2.10. DLS and Zeta-Potential Measurement

Samples of HO@Fe3O4 (1 mg), NH2-SiO2@Fe3O4 (1 mg), CPDB@Fe3O4 (1 mg), PMAA@Fe3O4 (1 mg), and PNIPAM-PMAA@Fe3O4 (1 mg) were collected and dried under high vacuum. Particles of HO@Fe3O4, NH2-SiO2@Fe3O4, and PNIPAM-PMAA@Fe3O4 were dispersed in 2 mL dd-H2O and sonicated for 30 min. Then, the solution was subjected to DLS analysis (HORIBA, SZ-100). The same method was employed for CPDB@Fe3O4 and PMAA@Fe3O4 but the particles were dispersed in DMF for better polydiseperse Index (PDI). For zeta-potential analysis, each sample (1 mg) was collected and dispersed in dd-H2O. After sonication for 30 min, the samples were subjected to zeta-potential analysis.

2.11. Drug Loading Analysis Through Fluorescence Spectrometer

According to the literature, doxorubicin (DOX) has a significant fluorescence emission signal at 560 and 590 nm under 480-nm excitation. As a result, DOX-PNIPAM-PMAA@Fe3O4 was dissolved in H2O and an analysis was conducted using a fluorescence spectrometer to further ensure whether doxorubicin was loaded onto the particle surface.

::::::::

§ GOAL OF THE EXERCISE: Pick up the methods passage on the coated Fe3O4 particles after its last sentence and continue it.

Source records:
::::::::

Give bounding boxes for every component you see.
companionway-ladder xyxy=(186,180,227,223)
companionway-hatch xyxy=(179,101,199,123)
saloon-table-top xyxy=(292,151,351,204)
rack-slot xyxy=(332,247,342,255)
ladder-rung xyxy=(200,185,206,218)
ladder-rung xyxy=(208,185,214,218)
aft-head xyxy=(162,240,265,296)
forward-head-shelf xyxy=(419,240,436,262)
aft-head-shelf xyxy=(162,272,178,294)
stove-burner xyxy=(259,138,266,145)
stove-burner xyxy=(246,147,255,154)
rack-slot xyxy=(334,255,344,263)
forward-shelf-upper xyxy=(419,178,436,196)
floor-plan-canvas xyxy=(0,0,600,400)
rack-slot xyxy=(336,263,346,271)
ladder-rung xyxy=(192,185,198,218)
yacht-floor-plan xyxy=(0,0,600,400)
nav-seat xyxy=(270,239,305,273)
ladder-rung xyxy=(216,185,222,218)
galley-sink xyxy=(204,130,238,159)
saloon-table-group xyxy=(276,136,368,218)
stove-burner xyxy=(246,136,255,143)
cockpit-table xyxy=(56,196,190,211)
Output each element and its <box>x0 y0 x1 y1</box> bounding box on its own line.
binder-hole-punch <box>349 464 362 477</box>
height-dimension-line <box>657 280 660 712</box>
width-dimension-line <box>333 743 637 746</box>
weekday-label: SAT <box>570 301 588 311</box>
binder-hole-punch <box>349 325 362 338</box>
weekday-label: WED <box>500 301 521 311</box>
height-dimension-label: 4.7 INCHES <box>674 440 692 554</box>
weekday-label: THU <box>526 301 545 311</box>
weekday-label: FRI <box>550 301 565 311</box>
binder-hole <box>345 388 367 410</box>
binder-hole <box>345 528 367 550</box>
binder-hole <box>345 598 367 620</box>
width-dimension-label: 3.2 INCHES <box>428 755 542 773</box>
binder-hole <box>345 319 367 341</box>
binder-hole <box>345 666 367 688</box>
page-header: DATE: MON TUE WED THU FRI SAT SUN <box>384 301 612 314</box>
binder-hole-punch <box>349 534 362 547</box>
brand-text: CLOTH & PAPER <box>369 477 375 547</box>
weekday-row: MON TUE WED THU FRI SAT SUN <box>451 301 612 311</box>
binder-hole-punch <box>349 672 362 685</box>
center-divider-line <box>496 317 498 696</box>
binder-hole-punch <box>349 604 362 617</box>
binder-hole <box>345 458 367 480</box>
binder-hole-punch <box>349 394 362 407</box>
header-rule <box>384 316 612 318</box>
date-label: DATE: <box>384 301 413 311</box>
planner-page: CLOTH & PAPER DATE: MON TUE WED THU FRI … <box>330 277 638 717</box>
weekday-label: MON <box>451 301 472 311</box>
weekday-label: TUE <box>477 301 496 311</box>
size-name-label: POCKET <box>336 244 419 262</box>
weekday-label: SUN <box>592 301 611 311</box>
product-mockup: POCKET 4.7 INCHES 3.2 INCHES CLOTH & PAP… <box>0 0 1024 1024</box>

::::::::

§ YOUR RESPONSE:
2.12. In Vitro DOX Release from Magnetic Nanoparticles

DOX-PNIPAM-PMAA@Fe3O4 (1.5 mg) was washed twice with H2O. DOX-PNIPAM-PMAA@Fe3O4 was well dispersed in different acidic conditions in phosphate-buffered saline (PBS) buffer (pH 7.0, 5.0, or 2.5) and placed at 37 °C for a period of time. Each sample was collected at certain time points and subjected to UV–Vis analysis to estimate the mass of total DOX released from the particles. In the same method, DOX-PNIPAM-PMAA@Fe3O4 (1.5 mg) was well dispersed in phosphate-buffered saline (PBS) buffer (pH 2.5) and placed at room temperature and 40 °C. Each sample was collected and subjected to UV–Vis analysis to estimate DOX release efficiency.

2.13. Cell Viability Analysis via MTT Assay

The MDA-MB-231 cell line was used as the cell material for the cell viability analysis. Cells were incubated in a 96-well microplate overnight (104 cells/well). PNIPAM-PMAA@Fe3O samples were acquired through sequencing dilution (0.1 and 0.02 mg/mL for particle concentration). DOX-PNIPAM-PMAA@Fe3O4 (0.1 and 0.02 mg/mL for particle concentration) samples were obtained through the same method (DOX concentration was 5.4 and 1.1 μg/mL for each, respectively). MDA-MB-231 cells were treated with the above-mentioned samples and PBS (control) for three replications. After 24 h, particles were washed away twice with PBS and further placed at 37 °C to incubate for 48 and 72 h. After MTT addition for 4 h, purple crystallization was dissolved with DMSO and subjected to UV-Vis absorption analysis under 570-nm excitation.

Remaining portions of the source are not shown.